PROVIDED PASSAGE:
************

27

I'm self learning python and have found a problem which requires down sampling a feature vector. I need some help understanding how down-sampling a array. in the array each row represents an image by being number from 0 to 255. I was wonder how you apply down-sampling to the array? I don't want to scikit-learn because I want to understand how to apply down-sampling. If you could explain down-sampling too that would be amazing thanks.

the feature vector is 400x250

Neo Streets
  • 525
  • 1
  • 7
  • 15

3 Answers3

42

If with downsampling you mean something like this, you can simply slice the array. For a 1D example:

import numpy as np
a = np.arange(1,11,1)
print(a)
print(a[::3])

The last line is equivalent to:

print(a[0:a.size:3])

with the slicing notation as start:stop:step

Result:

[ 1 2 3 4 5 6 7 8 9 10]

[ 1 4 7 10]

For a 2D array the idea is the same:

b = np.arange(0,100)
c = b.reshape([10,10])
print(c[::3,::3])

This gives you, in both dimensions, every third item from the original array.

Or, if you only want to down sample a single dimension:

d = np.zeros((400,250))
print(d.shape)
e = d[::10,:]
print(e.shape) 

(400, 250)

(40, 250)

The are lots of other examples in the Numpy manual

Bart
  • 9,825
  • 5
  • 47
  • 73
  • but how do you do this for a 2d array – Neo Streets Dec 11 '15 at 21:03
  • I updated the answer. But I'm not sure to what size you want to downsample your original 400x250 array? – Bart Dec 11 '15 at 21:07
  • Saying _"this doesn't work"_ isn't very helpful. What doesn't work? Or even better: could you provide a simple example of exactly how the down sampling should work (e.g., from a 2D array `[[0,1,..,9],[10,11,..,19]`, the down sampled array should contain elements `[[1,3,..],[11,13,..]]`)? Which items should be kept? Or you mention that you don't want to use `scikit-learn`, but which routine should it reproduce? – Bart Dec 11 '15 at 22:08
  • I don't think this can answer what OP was trying to ask. What he meant is [down-sampling in Machine Learning](https://developers.google.com/machine-learning/data-prep/construct/sampling-splitting/imbalanced-data). –  Jun 15 '21 at 12:54
  • 1
    @Phan Nhat Huy, yes, now (5-6 years later) I would also interpret OP's question different. Feel free to write an answer more suitable for ML. – Bart Jun 15 '21 at 13:26
0

If you want to downsample along certain dimensions, you can use mean, which not only decimates, but also downsamples. Below example: Downsamples an ndarray of size (h,w,3) along axes 0,1, but not along dim 3:

def downsample_2x(arrayn3d):
    """

************

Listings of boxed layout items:

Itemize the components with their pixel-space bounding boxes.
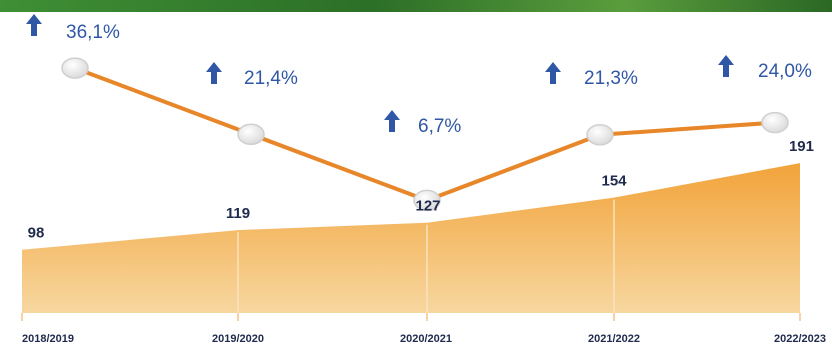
area-series bbox=[22, 163, 800, 313]
percent-label: 21,3% bbox=[584, 68, 638, 89]
x-tick-label: 2021/2022 bbox=[588, 333, 640, 345]
up-arrow-icon bbox=[384, 110, 400, 132]
circle-marker-icon bbox=[237, 123, 265, 146]
up-arrow-icon bbox=[206, 62, 222, 84]
x-tick-label: 2020/2021 bbox=[400, 333, 452, 345]
value-label: 127 bbox=[415, 198, 440, 215]
circle-marker-icon bbox=[761, 111, 789, 134]
circle-marker-icon bbox=[413, 189, 441, 212]
up-arrow-icon bbox=[718, 55, 734, 77]
circle-marker-icon bbox=[61, 57, 89, 79]
banner-strip bbox=[0, 0, 832, 12]
percent-label: 36,1% bbox=[66, 22, 120, 43]
x-tick-label: 2019/2020 bbox=[212, 333, 264, 345]
percent-label: 21,4% bbox=[244, 68, 298, 89]
value-label: 154 bbox=[601, 173, 627, 190]
percent-label: 6,7% bbox=[418, 116, 461, 137]
value-label: 119 bbox=[226, 205, 250, 222]
x-tick-label: 2022/2023 bbox=[774, 333, 826, 345]
up-arrow-icon bbox=[26, 14, 42, 36]
percent-label: 24,0% bbox=[758, 61, 812, 82]
value-label: 98 bbox=[28, 225, 45, 242]
circle-marker-icon bbox=[586, 124, 614, 146]
value-label: 191 bbox=[789, 138, 814, 155]
up-arrow-icon bbox=[545, 62, 561, 84]
x-tick-label: 2018/2019 bbox=[22, 333, 74, 345]
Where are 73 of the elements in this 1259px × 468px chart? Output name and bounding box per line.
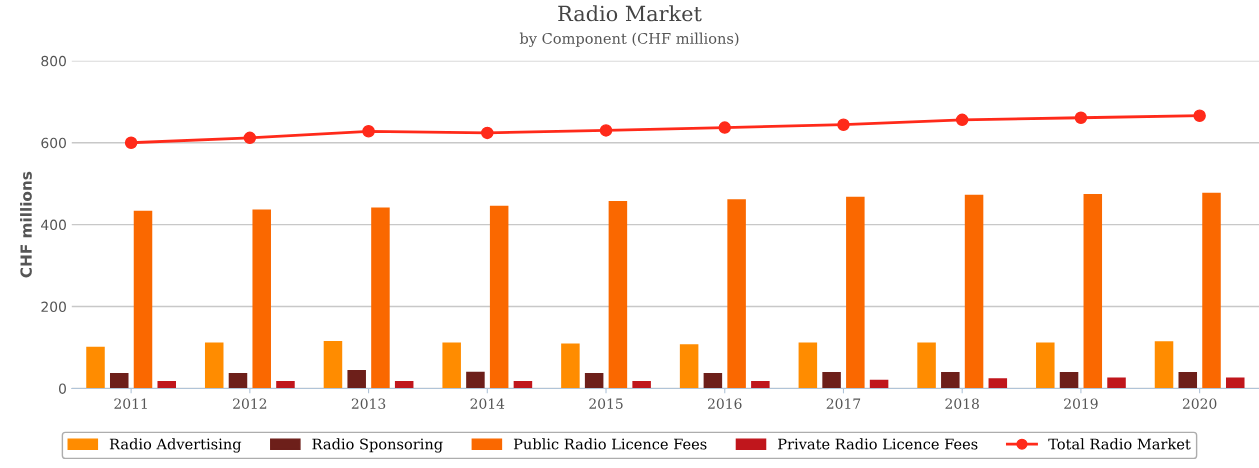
bar bbox=[964, 194, 984, 389]
point bbox=[599, 124, 613, 137]
bar bbox=[561, 343, 580, 389]
chart-title: Radio Market bbox=[558, 5, 702, 22]
point bbox=[481, 126, 494, 140]
bar bbox=[584, 372, 604, 389]
bar bbox=[1036, 342, 1055, 389]
x-tick-label: 2011 bbox=[114, 398, 147, 409]
bar bbox=[1225, 377, 1245, 389]
bar bbox=[608, 200, 628, 389]
bar bbox=[846, 196, 865, 389]
legend-label: Total Radio Market bbox=[1048, 438, 1191, 450]
bar bbox=[727, 199, 746, 389]
bar bbox=[323, 340, 343, 389]
bar bbox=[442, 342, 461, 389]
bar bbox=[394, 381, 414, 389]
bar bbox=[751, 381, 770, 389]
y-axis-title: CHF millions bbox=[20, 171, 32, 278]
bar bbox=[703, 372, 723, 389]
x-tick-label: 2013 bbox=[351, 398, 386, 409]
x-tick-label: 2016 bbox=[708, 398, 742, 409]
y-tick-label: 400 bbox=[41, 219, 66, 231]
bar bbox=[252, 209, 271, 389]
legend-label: Public Radio Licence Fees bbox=[513, 438, 707, 450]
chart-subtitle: by Component (CHF millions) bbox=[519, 32, 739, 47]
bar bbox=[466, 371, 485, 389]
bar bbox=[157, 381, 176, 389]
x-tick-label: 2018 bbox=[945, 398, 979, 409]
y-tick-label: 200 bbox=[41, 301, 66, 313]
bar bbox=[822, 372, 841, 389]
x-tick-label: 2015 bbox=[589, 398, 623, 409]
point bbox=[362, 125, 375, 138]
bar bbox=[347, 370, 366, 389]
y-tick-label: 600 bbox=[41, 137, 66, 149]
point bbox=[1193, 109, 1206, 122]
point bbox=[124, 136, 138, 149]
point bbox=[718, 121, 731, 134]
bar bbox=[513, 381, 533, 389]
bar bbox=[798, 342, 818, 389]
bar bbox=[109, 372, 129, 389]
x-tick-label: 2014 bbox=[470, 398, 505, 409]
bar bbox=[1059, 372, 1079, 389]
bar bbox=[86, 346, 105, 389]
y-tick-label: 0 bbox=[58, 383, 66, 394]
bar bbox=[869, 379, 889, 389]
bar bbox=[1202, 192, 1221, 389]
bar bbox=[917, 342, 936, 389]
bar bbox=[276, 381, 295, 389]
bar bbox=[679, 344, 699, 389]
point bbox=[837, 118, 850, 131]
x-tick-label: 2020 bbox=[1182, 398, 1217, 409]
bar bbox=[1083, 193, 1103, 389]
bar bbox=[204, 342, 224, 389]
point bbox=[243, 131, 257, 145]
x-tick-label: 2017 bbox=[826, 398, 861, 409]
bar bbox=[941, 372, 960, 389]
bar bbox=[371, 207, 390, 389]
legend-label: Radio Sponsoring bbox=[312, 438, 443, 453]
bar bbox=[1178, 372, 1198, 389]
legend-label: Private Radio Licence Fees bbox=[778, 438, 978, 450]
legend-label: Radio Advertising bbox=[109, 438, 242, 453]
bar bbox=[1107, 377, 1126, 389]
bar bbox=[133, 210, 153, 389]
point bbox=[1074, 111, 1088, 125]
x-tick-label: 2019 bbox=[1064, 398, 1098, 409]
bar bbox=[1154, 341, 1174, 389]
y-tick-label: 800 bbox=[41, 55, 66, 67]
bar bbox=[988, 378, 1008, 389]
point bbox=[955, 113, 969, 127]
x-tick-label: 2012 bbox=[233, 398, 267, 409]
bar bbox=[228, 372, 248, 389]
bar bbox=[489, 205, 509, 389]
bar bbox=[632, 381, 651, 389]
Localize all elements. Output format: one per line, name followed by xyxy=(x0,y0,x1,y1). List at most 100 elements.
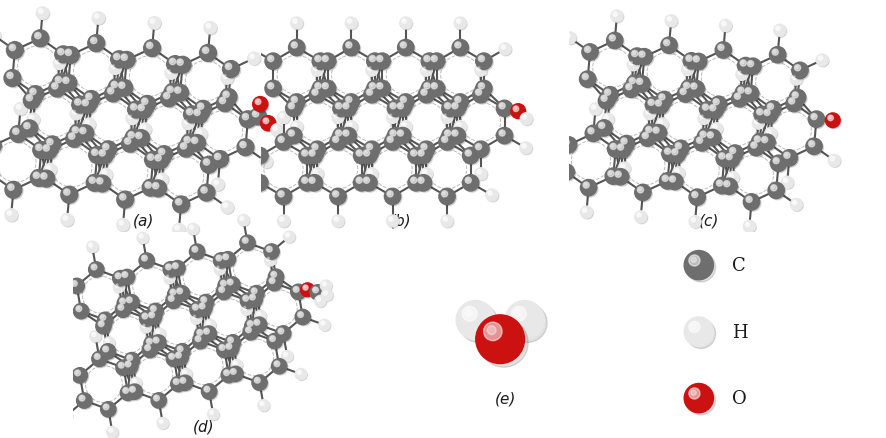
Circle shape xyxy=(727,155,730,158)
Circle shape xyxy=(276,136,293,152)
Circle shape xyxy=(609,143,626,159)
Circle shape xyxy=(441,191,447,198)
Circle shape xyxy=(196,328,211,344)
Circle shape xyxy=(93,14,105,26)
Circle shape xyxy=(617,173,619,176)
Circle shape xyxy=(368,170,372,175)
Circle shape xyxy=(476,81,492,97)
Circle shape xyxy=(48,141,51,144)
Circle shape xyxy=(38,10,43,14)
Circle shape xyxy=(400,97,407,103)
Circle shape xyxy=(27,114,39,126)
Circle shape xyxy=(442,113,454,125)
Circle shape xyxy=(245,320,261,335)
Circle shape xyxy=(207,409,219,420)
Circle shape xyxy=(719,21,732,32)
Circle shape xyxy=(77,307,80,310)
Circle shape xyxy=(81,99,97,116)
Circle shape xyxy=(618,136,634,152)
Circle shape xyxy=(6,210,19,223)
Circle shape xyxy=(125,296,140,311)
Circle shape xyxy=(70,280,86,295)
Circle shape xyxy=(391,132,394,135)
Circle shape xyxy=(630,62,633,64)
Circle shape xyxy=(612,169,629,186)
Circle shape xyxy=(94,354,100,360)
Circle shape xyxy=(394,128,411,145)
Circle shape xyxy=(42,175,45,177)
Circle shape xyxy=(452,40,469,57)
Circle shape xyxy=(282,351,292,362)
Circle shape xyxy=(152,336,167,352)
Circle shape xyxy=(142,127,144,129)
Circle shape xyxy=(175,199,182,205)
Circle shape xyxy=(116,360,131,375)
Circle shape xyxy=(418,87,434,104)
Circle shape xyxy=(210,411,213,413)
Circle shape xyxy=(830,157,835,161)
Circle shape xyxy=(367,66,379,78)
Circle shape xyxy=(343,103,349,110)
Circle shape xyxy=(753,135,769,152)
Circle shape xyxy=(439,189,455,205)
Circle shape xyxy=(202,327,218,343)
Circle shape xyxy=(629,61,633,66)
Circle shape xyxy=(71,109,83,121)
Circle shape xyxy=(711,97,727,113)
Circle shape xyxy=(272,273,275,276)
Circle shape xyxy=(159,149,165,155)
Circle shape xyxy=(72,281,77,287)
Circle shape xyxy=(641,132,657,148)
Circle shape xyxy=(96,319,111,334)
Circle shape xyxy=(80,128,86,134)
Circle shape xyxy=(424,84,430,90)
Circle shape xyxy=(564,141,567,144)
Circle shape xyxy=(795,65,801,72)
Circle shape xyxy=(279,217,284,222)
Circle shape xyxy=(785,154,788,157)
Circle shape xyxy=(255,311,266,322)
Circle shape xyxy=(585,126,602,142)
Circle shape xyxy=(101,316,104,319)
Circle shape xyxy=(446,105,448,108)
Circle shape xyxy=(287,129,303,146)
Circle shape xyxy=(746,197,752,203)
Circle shape xyxy=(273,360,288,375)
Circle shape xyxy=(168,71,170,73)
Circle shape xyxy=(268,258,269,260)
Circle shape xyxy=(169,59,175,66)
Circle shape xyxy=(639,52,645,58)
Circle shape xyxy=(735,95,738,98)
Circle shape xyxy=(74,369,89,384)
Circle shape xyxy=(157,331,159,333)
Circle shape xyxy=(322,322,323,324)
Circle shape xyxy=(761,108,778,124)
Circle shape xyxy=(432,57,435,60)
Circle shape xyxy=(777,28,779,30)
Circle shape xyxy=(354,148,369,164)
Text: (d): (d) xyxy=(193,418,214,433)
Circle shape xyxy=(248,53,260,65)
Circle shape xyxy=(636,79,642,85)
Circle shape xyxy=(249,54,261,66)
Circle shape xyxy=(418,151,424,157)
Circle shape xyxy=(24,123,30,130)
Circle shape xyxy=(301,178,307,184)
Circle shape xyxy=(28,115,41,127)
Circle shape xyxy=(728,147,744,163)
Circle shape xyxy=(53,363,65,374)
Circle shape xyxy=(159,177,161,179)
Circle shape xyxy=(35,144,51,160)
Circle shape xyxy=(241,237,256,252)
Circle shape xyxy=(103,404,109,410)
Circle shape xyxy=(294,288,297,291)
Circle shape xyxy=(37,9,50,21)
Circle shape xyxy=(657,120,669,131)
Circle shape xyxy=(27,96,30,99)
Circle shape xyxy=(228,337,233,343)
Circle shape xyxy=(219,287,224,293)
Circle shape xyxy=(175,88,181,94)
Circle shape xyxy=(628,60,641,73)
Circle shape xyxy=(150,20,155,24)
Circle shape xyxy=(176,288,183,294)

************

TO DO:
A - In the numpy downsampling thread, what shape does the array have after the slice d[::10,:] is applied?
B - Resume the numpy downsampling thread from its last line and keep writing.

ANSWERS TO THE EXERCISE:
A - (40, 250)

B -
        Downsamples an ndarray of size `(h,w,3)` along axes 0,1 (along w,h)
        Input can be non-float, e.g. uint8
    """
    dtype1 = array3d.dtype
    a = array3d.astype(float)
    (h,w,_) = a.shape
    assert w % 2 == 0
    assert h % 2 == 0
    w2 = int(w/2)
    h2 = int(h/2)
    a = a.reshape((h,w2,2,3))
    a = np.mean(a, axis=2)
    assert a.shape == (h,w2,3)
    a = a.reshape((h2,2,w2,3))
    a = np.mean(a, axis=1)
    assert a.shape == (h2,w2,3)
    a = np.floor(a).astype(dtype1)
    return a

Which gives a matrix of size (w/2,h/2,3). If w and h are not even numbers, it will be slightly more complicated. This is not the most efficient way to do it, but the steps and ideas should be clear.

Sohail Si
  • 2,750
  • 2
  • 22
  • 36
-1

from skimage.measure import block_reduce
new_matrix=block_reduce(Matrix_for_downsample,block_size=(m,n),func=np.mean/np.max/..)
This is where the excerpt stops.